Restate the listing below word for word, omitting any images.

ENTRIES SUPPLIED:
☆ ☆ ☆ ☆ ☆ ☆ ☆

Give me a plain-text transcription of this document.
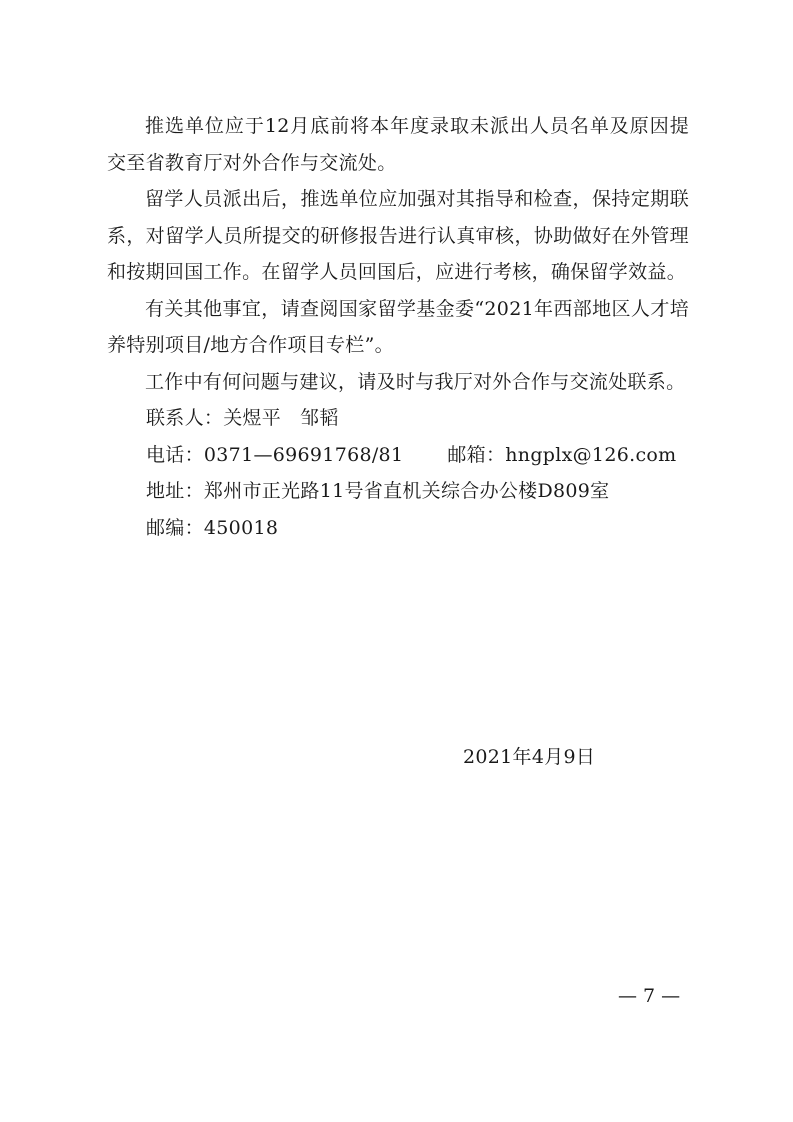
推选单位应于12月底前将本年度录取未派出人员名单及原因提交至省教育厅对外合作与交流处。

留学人员派出后，推选单位应加强对其指导和检查，保持定期联系，对留学人员所提交的研修报告进行认真审核，协助做好在外管理和按期回国工作。在留学人员回国后，应进行考核，确保留学效益。

有关其他事宜，请查阅国家留学基金委“2021年西部地区人才培养特别项目/地方合作项目专栏”。

工作中有何问题与建议，请及时与我厅对外合作与交流处联系。

联系人：关煜平   邹韬

电话：0371—69691768/81 邮箱：hngplx@126.com

地址：郑州市正光路11号省直机关综合办公楼D809室

邮编：450018

2021年4月9日
— 7 —
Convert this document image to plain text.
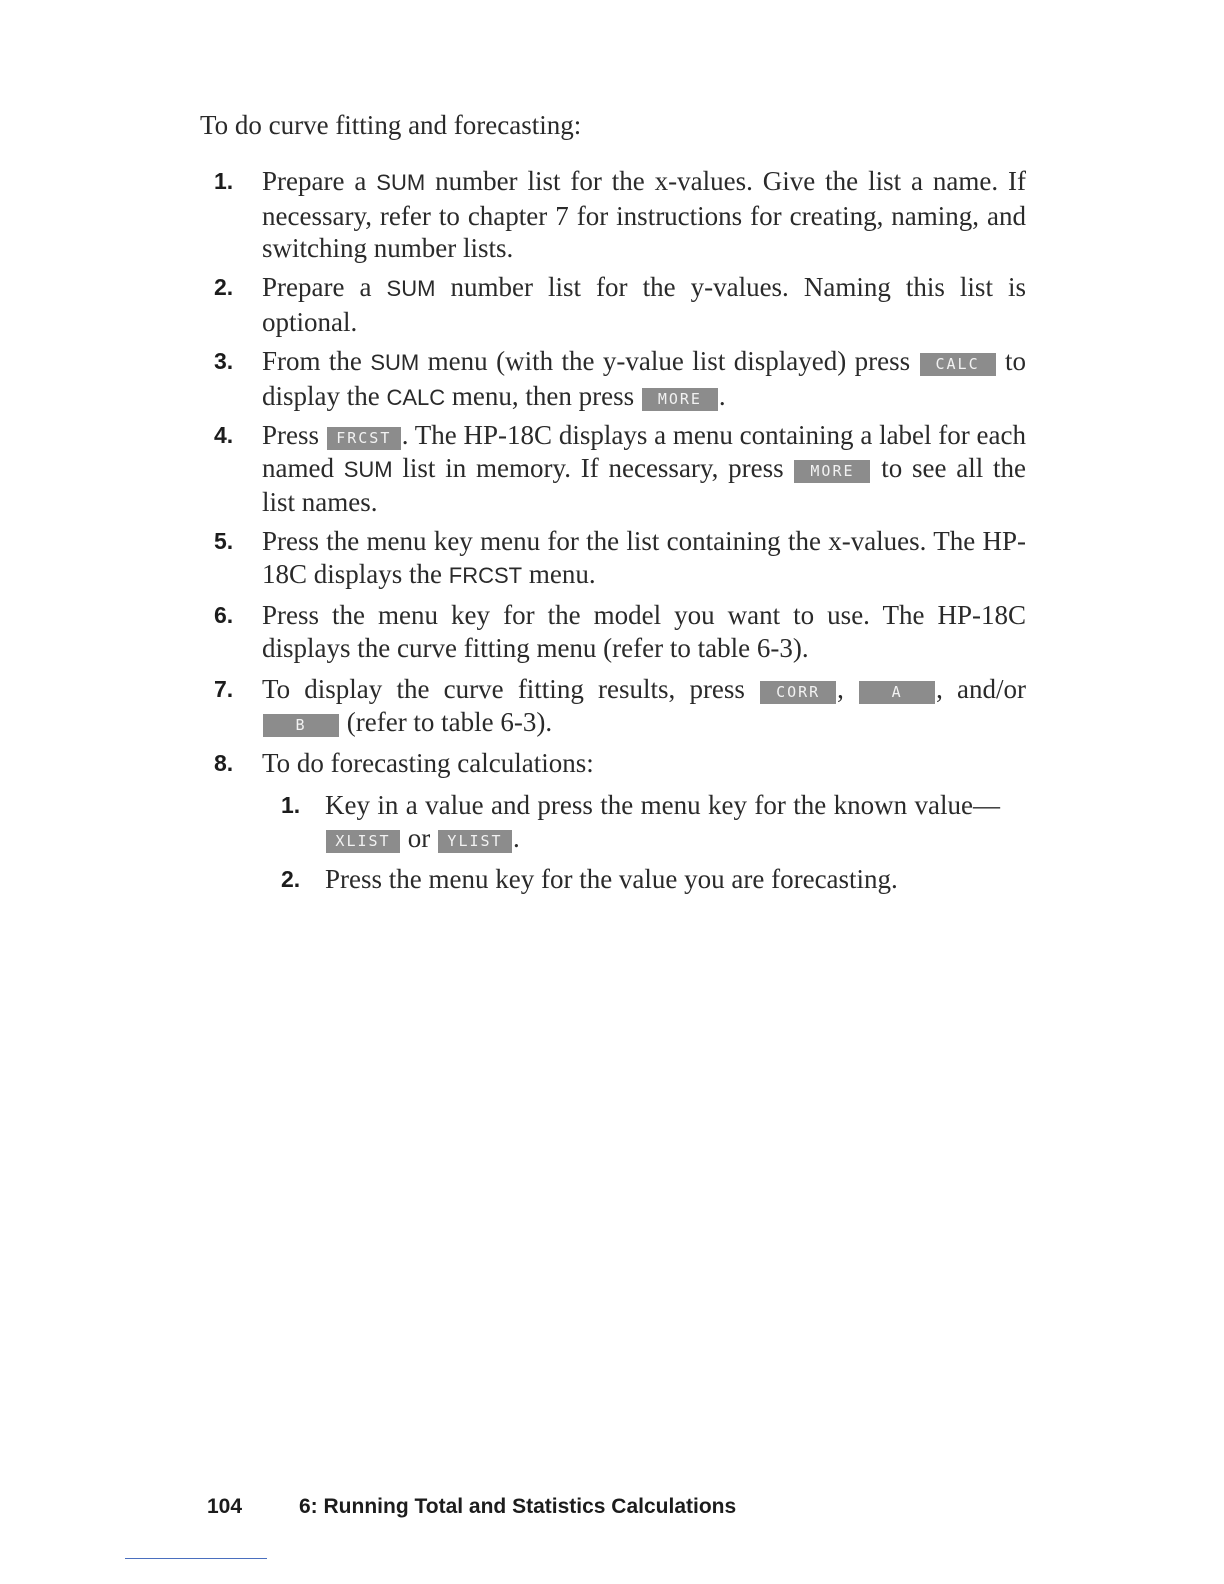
To do curve fitting and forecasting:

1. Prepare a SUM number list for the x-values. Give the list a name. If necessary, refer to chapter 7 for instructions for creating, naming, and switching number lists.
2. Prepare a SUM number list for the y-values. Naming this list is optional.
3. From the SUM menu (with the y-value list displayed) press CALC to display the CALC menu, then press MORE .
4. Press FRCST . The HP-18C displays a menu containing a label for each named SUM list in memory. If necessary, press MORE to see all the list names.
5. Press the menu key menu for the list containing the x-values. The HP-18C displays the FRCST menu.
6. Press the menu key for the model you want to use. The HP-18C displays the curve fitting menu (refer to table 6-3).
7. To display the curve fitting results, press CORR , A , and/or B (refer to table 6-3).
8. To do forecasting calculations:
1. Key in a value and press the menu key for the known value— XLIST or YLIST .
2. Press the menu key for the value you are forecasting.
104	6: Running Total and Statistics Calculations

☆ ☆ ☆ ☆ ☆ ☆ ☆

FULL SOLUTION:
Give me a plain-text transcription of this document.
推选单位应于12月底前将本年度录取未派出人员名单及原因提交至省教育厅对外合作与交流处。

留学人员派出后，推选单位应加强对其指导和检查，保持定期联系，对留学人员所提交的研修报告进行认真审核，协助做好在外管理和按期回国工作。在留学人员回国后，应进行考核，确保留学效益。

有关其他事宜，请查阅国家留学基金委“2021年西部地区人才培养特别项目/地方合作项目专栏”。

工作中有何问题与建议，请及时与我厅对外合作与交流处联系。

联系人：关煜平   邹韬

电话：0371—69691768/81 邮箱：hngplx@126.com

地址：郑州市正光路11号省直机关综合办公楼D809室

邮编：450018

2021年4月9日
— 7 —
Convert this document image to plain text.
To do curve fitting and forecasting:

1. Prepare a SUM number list for the x-values. Give the list a name. If necessary, refer to chapter 7 for instructions for creating, naming, and switching number lists.
2. Prepare a SUM number list for the y-values. Naming this list is optional.
3. From the SUM menu (with the y-value list displayed) press CALC to display the CALC menu, then press MORE .
4. Press FRCST . The HP-18C displays a menu containing a label for each named SUM list in memory. If necessary, press MORE to see all the list names.
5. Press the menu key menu for the list containing the x-values. The HP-18C displays the FRCST menu.
6. Press the menu key for the model you want to use. The HP-18C displays the curve fitting menu (refer to table 6-3).
7. To display the curve fitting results, press CORR , A , and/or B (refer to table 6-3).
8. To do forecasting calculations:
1. Key in a value and press the menu key for the known value— XLIST or YLIST .
2. Press the menu key for the value you are forecasting.
104	6: Running Total and Statistics Calculations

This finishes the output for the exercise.